╭─ TEXTO FORNECIDO

Reterritorialização urbana | Um passatempo narrativo
Em um contexto social hiperacelerado, onde a ação responsiva vigora e o tempo contemplativo escorre por entre os dedos, permitir-se deambular, caminhar, observar, imaginar quadros da vida humana na urbe torna-se um ato simbólico de resistência.
Resistir não deixa de ser uma arte do fraco que, sem lugar próprio, desloca-se entre as fronteiras de dominação, com suas microliberdades. Este foi o pensamento inicial de uma proposta que surgiu em contramão à vida real acelerada.
A seguir, em um micro-ensaio com toque narrativo, inspirada em The Man of the Crowd (1840/1996) de Edgar Allan Poe, seguem notas sobre uma outra forma de explorar e (re)fundar o território citadino por completo. Uma união entre o flâneur de Walter Benjamin e o passatempo/desporto a partir do Geocaching.
Durante certos dias abri espaço para a vida imaginativa. Nela é suposto “conseguir ver o evento de uma forma muito mais clara: vemos uma quantidade de coisas muito interessantes, mas irrelevantes, que na vida real não chegariam sequer a alcançar a nossa consciência, que se encontra, de facto, infletida inteiramente sobre o problema da reação apropriada” (Fry, 2009, p. 61).
Adotei como ferramenta de trabalho um olhar contemplativo. Ajustei as lentes de visão para ser capaz de enxergar aquela beleza particular da circunstância, do costume. Adequei-me a um novo eu: “um eu insaciável do não-eu” (Baudelaire, 2006, p. 857), apreciador da própria vida, sempre instável e fugidia.
Foi quando resolvi caminhar sem um objetivo claro, apenas guiada por uma atitude: a da pura curiosidade abstraída da necessidade. Era tarde quente de verão em Vila Nova da Barquinha. Mais um dia naquele lugar que já era familiar para mim. Uma espécie de vento sufocante anunciava que a noite estava por se aproximar. Poucas pessoas pela rua, todas com a mesma aparência comum, seguiam seu caminho. A rotina e o quotidiano apresentavam-se ali, nuas e cruas, sem cor, sem forma, sem significado qualquer. “I was occupied in scrutinizing the mob” (Poe, 1996, p. 392).
Do outro lado da rua, por entre árvores que, em guerra com o clima local, persistiam em se manterem exuberantes no seu verde, surge um jovem homem. De aparência enigmática, com olhos que nada revelavam, parecia estar à procura de algo ou alguém. De estatura média, pele com marcas do tempo e roupas desportivas, olhou como um cirurgião para o chão. Minha observação naquele instante sofreu um golpe. O que haveria de tão interessante no lugar que suporta os pés da humanidade? Sem deixar qualquer explicação lógica, o homem partiu em caminhada.

╰─
╭─ LINHAS APRESENTADAS

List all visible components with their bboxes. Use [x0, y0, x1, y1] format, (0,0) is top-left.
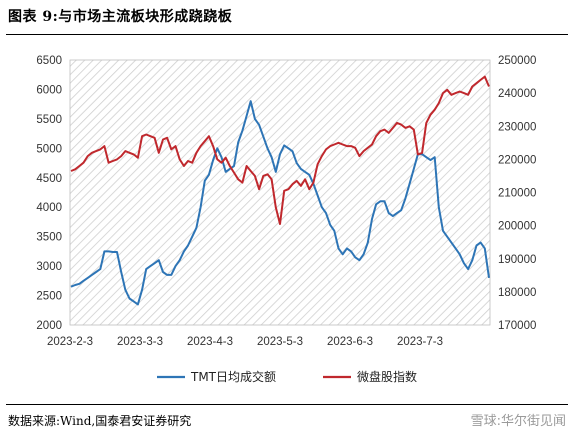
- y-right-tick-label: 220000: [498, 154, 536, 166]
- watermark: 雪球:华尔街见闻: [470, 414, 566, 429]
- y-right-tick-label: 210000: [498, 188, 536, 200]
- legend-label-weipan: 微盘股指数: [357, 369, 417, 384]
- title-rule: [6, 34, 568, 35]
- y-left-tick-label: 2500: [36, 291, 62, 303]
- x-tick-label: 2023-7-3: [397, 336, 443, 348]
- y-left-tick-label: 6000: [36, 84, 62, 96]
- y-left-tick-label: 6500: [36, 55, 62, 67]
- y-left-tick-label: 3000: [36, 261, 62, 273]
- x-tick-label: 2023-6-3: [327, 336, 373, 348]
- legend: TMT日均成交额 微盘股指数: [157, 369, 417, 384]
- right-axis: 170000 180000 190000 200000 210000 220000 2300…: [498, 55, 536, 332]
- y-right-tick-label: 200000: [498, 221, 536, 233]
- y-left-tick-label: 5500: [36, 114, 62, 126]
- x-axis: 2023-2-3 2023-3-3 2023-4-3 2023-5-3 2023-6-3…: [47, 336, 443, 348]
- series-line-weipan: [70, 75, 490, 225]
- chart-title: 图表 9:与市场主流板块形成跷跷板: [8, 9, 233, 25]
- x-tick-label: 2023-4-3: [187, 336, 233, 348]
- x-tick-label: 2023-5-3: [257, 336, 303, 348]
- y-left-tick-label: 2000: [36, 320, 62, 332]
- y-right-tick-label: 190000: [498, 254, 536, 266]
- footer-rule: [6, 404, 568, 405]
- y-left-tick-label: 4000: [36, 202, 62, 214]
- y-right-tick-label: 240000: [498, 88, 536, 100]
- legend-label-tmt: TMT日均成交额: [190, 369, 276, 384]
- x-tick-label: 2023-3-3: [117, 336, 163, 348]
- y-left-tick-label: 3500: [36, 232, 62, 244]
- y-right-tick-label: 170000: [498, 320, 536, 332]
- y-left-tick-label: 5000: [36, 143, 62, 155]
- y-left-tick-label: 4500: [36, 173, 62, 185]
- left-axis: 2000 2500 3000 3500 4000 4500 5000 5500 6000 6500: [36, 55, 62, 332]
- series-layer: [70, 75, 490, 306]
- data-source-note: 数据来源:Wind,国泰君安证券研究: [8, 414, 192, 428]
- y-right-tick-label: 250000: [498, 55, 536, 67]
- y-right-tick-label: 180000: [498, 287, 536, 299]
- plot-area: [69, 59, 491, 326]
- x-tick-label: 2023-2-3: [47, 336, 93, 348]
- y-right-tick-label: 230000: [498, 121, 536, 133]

╰─

DESAFIO 1
Em que obra se inspira o micro-ensaio sobre reterritorialização urbana?
DESAFIO 2
Devolva o trecho do micro-ensaio sobre reterritorialização urbana que começa em "Reterritorialização urbana |" e termina em "vida real acelerada.".

RESPOSTA COMPLETA 1
Em The Man of the Crowd, de Edgar Allan Poe.

RESPOSTA COMPLETA 2
Reterritorialização urbana | Um passatempo narrativo
Em um contexto social hiperacelerado, onde a ação responsiva vigora e o tempo contemplativo escorre por entre os dedos, permitir-se deambular, caminhar, observar, imaginar quadros da vida humana na urbe torna-se um ato simbólico de resistência.
Resistir não deixa de ser uma arte do fraco que, sem lugar próprio, desloca-se entre as fronteiras de dominação, com suas microliberdades. Este foi o pensamento inicial de uma proposta que surgiu em contramão à vida real acelerada.